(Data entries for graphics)
--- begin ---
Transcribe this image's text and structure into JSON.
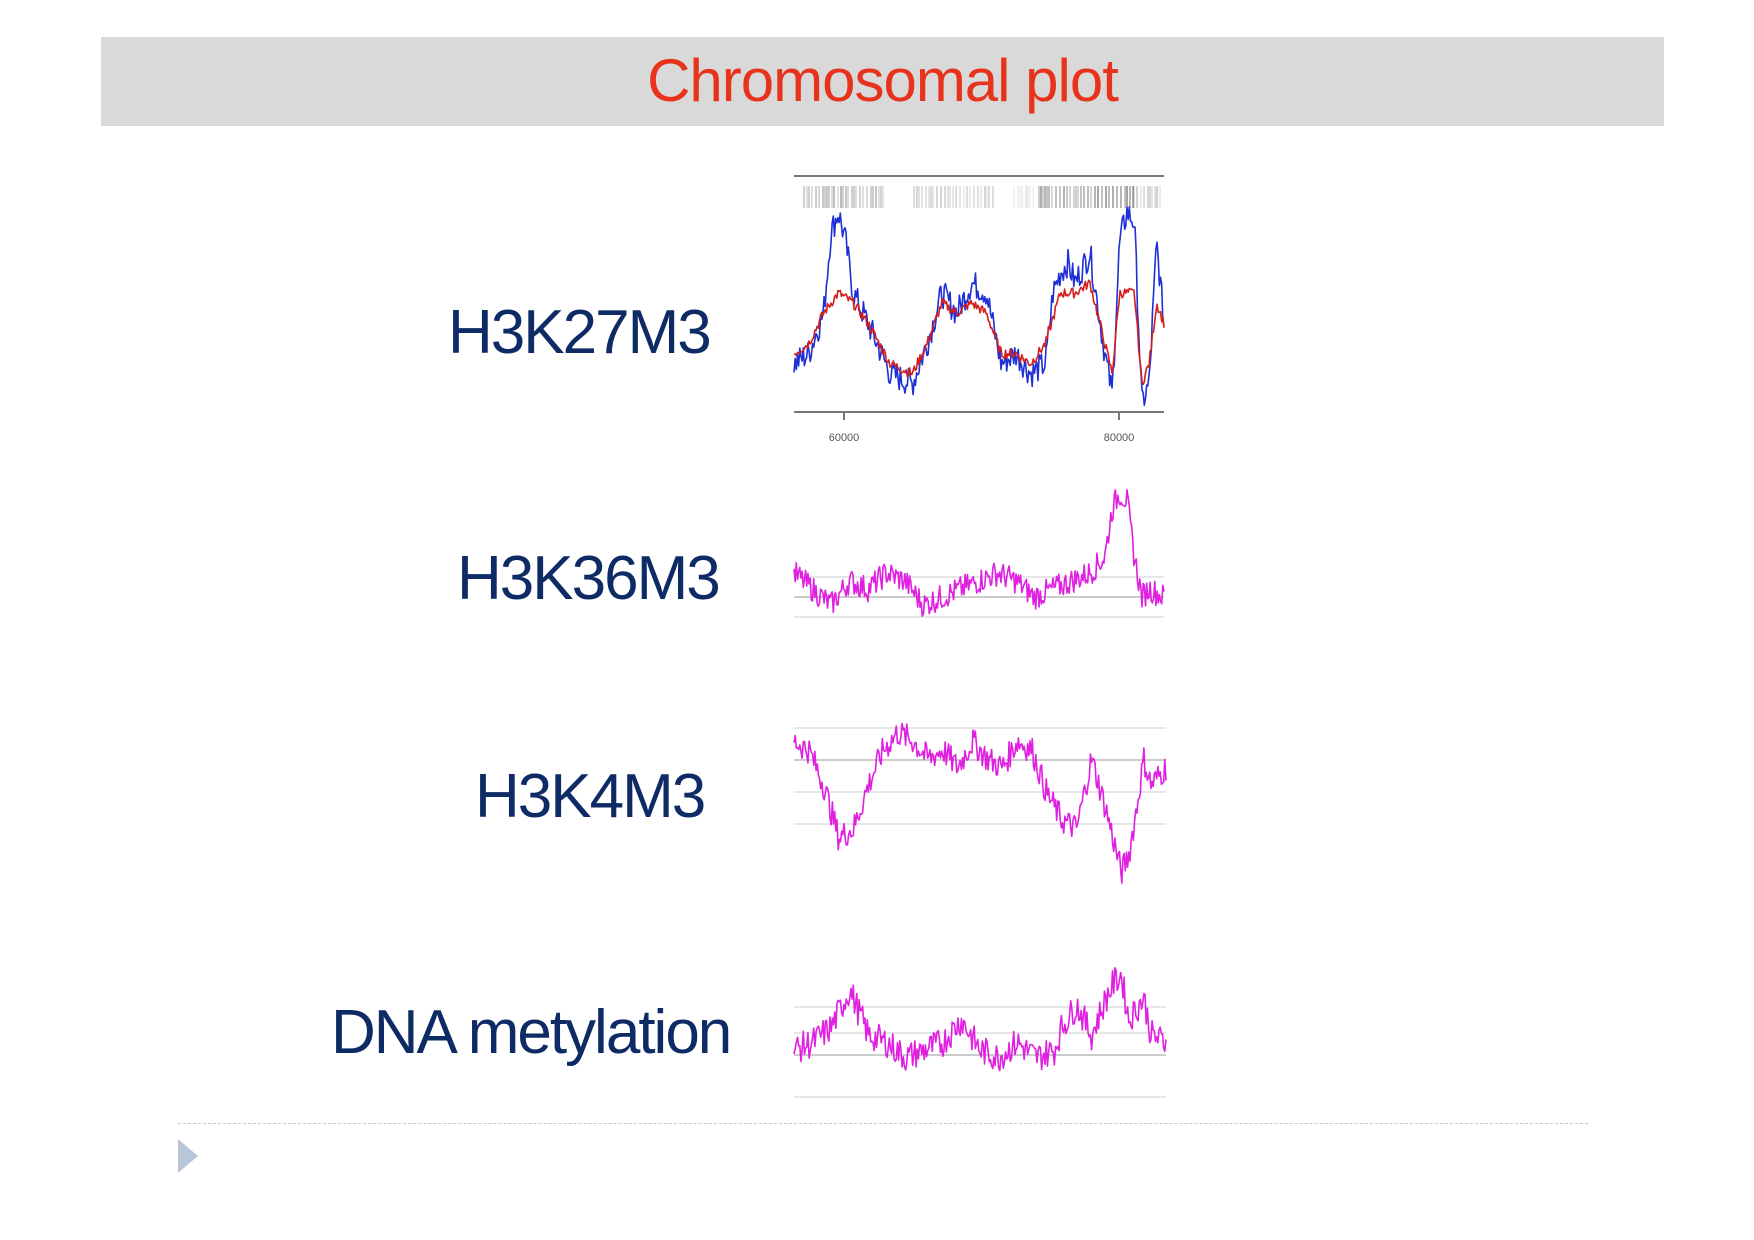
{
  "title": "Chromosomal plot",
  "colors": {
    "title": "#e8331c",
    "label": "#0f2b66",
    "blue_series": "#1f2fd6",
    "red_series": "#d41f1f",
    "magenta_series": "#e020e0",
    "axis": "#777777",
    "gridline": "#cccccc",
    "nav_arrow": "#b8c7d8"
  },
  "icons": {
    "footer": "triangle-right-icon"
  },
  "tracks": [
    {
      "label": "H3K27M3",
      "chart_data": {
        "type": "line",
        "x_ticks": [
          "60000",
          "80000"
        ],
        "series": [
          {
            "color": "blue",
            "x": [
              0,
              0.04,
              0.08,
              0.1,
              0.12,
              0.14,
              0.16,
              0.2,
              0.26,
              0.32,
              0.36,
              0.4,
              0.44,
              0.48,
              0.52,
              0.56,
              0.6,
              0.64,
              0.68,
              0.7,
              0.72,
              0.74,
              0.76,
              0.8,
              0.84,
              0.86,
              0.88,
              0.9,
              0.92,
              0.94,
              0.96,
              0.98,
              1.0
            ],
            "y": [
              0.2,
              0.25,
              0.45,
              0.85,
              0.95,
              0.8,
              0.55,
              0.4,
              0.15,
              0.1,
              0.3,
              0.55,
              0.45,
              0.6,
              0.55,
              0.2,
              0.25,
              0.15,
              0.2,
              0.55,
              0.65,
              0.7,
              0.6,
              0.75,
              0.25,
              0.05,
              0.8,
              0.95,
              0.9,
              0.0,
              0.1,
              0.8,
              0.4
            ]
          },
          {
            "color": "red",
            "x": [
              0,
              0.04,
              0.08,
              0.12,
              0.16,
              0.2,
              0.26,
              0.32,
              0.36,
              0.4,
              0.44,
              0.48,
              0.52,
              0.56,
              0.6,
              0.64,
              0.68,
              0.72,
              0.76,
              0.8,
              0.84,
              0.86,
              0.88,
              0.92,
              0.94,
              0.96,
              0.98,
              1.0
            ],
            "y": [
              0.25,
              0.3,
              0.45,
              0.55,
              0.5,
              0.4,
              0.2,
              0.15,
              0.3,
              0.5,
              0.45,
              0.5,
              0.45,
              0.25,
              0.25,
              0.2,
              0.3,
              0.55,
              0.55,
              0.6,
              0.3,
              0.15,
              0.55,
              0.55,
              0.1,
              0.2,
              0.5,
              0.4
            ]
          }
        ]
      }
    },
    {
      "label": "H3K36M3",
      "chart_data": {
        "type": "line",
        "series": [
          {
            "color": "magenta",
            "x": [
              0,
              0.05,
              0.1,
              0.15,
              0.2,
              0.25,
              0.3,
              0.35,
              0.4,
              0.45,
              0.5,
              0.55,
              0.6,
              0.65,
              0.7,
              0.75,
              0.8,
              0.84,
              0.86,
              0.88,
              0.9,
              0.92,
              0.94,
              0.96,
              1.0
            ],
            "y": [
              0.45,
              0.35,
              0.25,
              0.4,
              0.35,
              0.45,
              0.4,
              0.25,
              0.3,
              0.35,
              0.4,
              0.45,
              0.4,
              0.3,
              0.35,
              0.4,
              0.45,
              0.55,
              0.85,
              0.95,
              0.9,
              0.55,
              0.3,
              0.35,
              0.3
            ]
          }
        ]
      }
    },
    {
      "label": "H3K4M3",
      "chart_data": {
        "type": "line",
        "series": [
          {
            "color": "magenta",
            "x": [
              0,
              0.04,
              0.08,
              0.12,
              0.16,
              0.2,
              0.24,
              0.28,
              0.32,
              0.36,
              0.4,
              0.44,
              0.48,
              0.52,
              0.56,
              0.6,
              0.64,
              0.68,
              0.72,
              0.76,
              0.8,
              0.84,
              0.88,
              0.9,
              0.92,
              0.94,
              0.96,
              1.0
            ],
            "y": [
              0.85,
              0.8,
              0.6,
              0.3,
              0.35,
              0.6,
              0.8,
              0.9,
              0.85,
              0.75,
              0.8,
              0.7,
              0.85,
              0.75,
              0.7,
              0.85,
              0.8,
              0.55,
              0.4,
              0.35,
              0.75,
              0.45,
              0.1,
              0.2,
              0.45,
              0.75,
              0.6,
              0.7
            ]
          }
        ]
      }
    },
    {
      "label": "DNA metylation",
      "chart_data": {
        "type": "line",
        "series": [
          {
            "color": "magenta",
            "x": [
              0,
              0.05,
              0.1,
              0.15,
              0.2,
              0.25,
              0.3,
              0.35,
              0.4,
              0.45,
              0.5,
              0.55,
              0.6,
              0.65,
              0.7,
              0.72,
              0.76,
              0.8,
              0.84,
              0.86,
              0.88,
              0.9,
              0.94,
              0.96,
              1.0
            ],
            "y": [
              0.4,
              0.45,
              0.55,
              0.8,
              0.5,
              0.45,
              0.35,
              0.4,
              0.45,
              0.6,
              0.4,
              0.35,
              0.45,
              0.35,
              0.4,
              0.55,
              0.7,
              0.5,
              0.75,
              0.85,
              0.9,
              0.6,
              0.75,
              0.5,
              0.45
            ]
          }
        ]
      }
    }
  ]
}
--- end ---
## Problem statement
Determine the count of lines in the data above with the string "title" in them, and give that count alone.

## Finished answer
2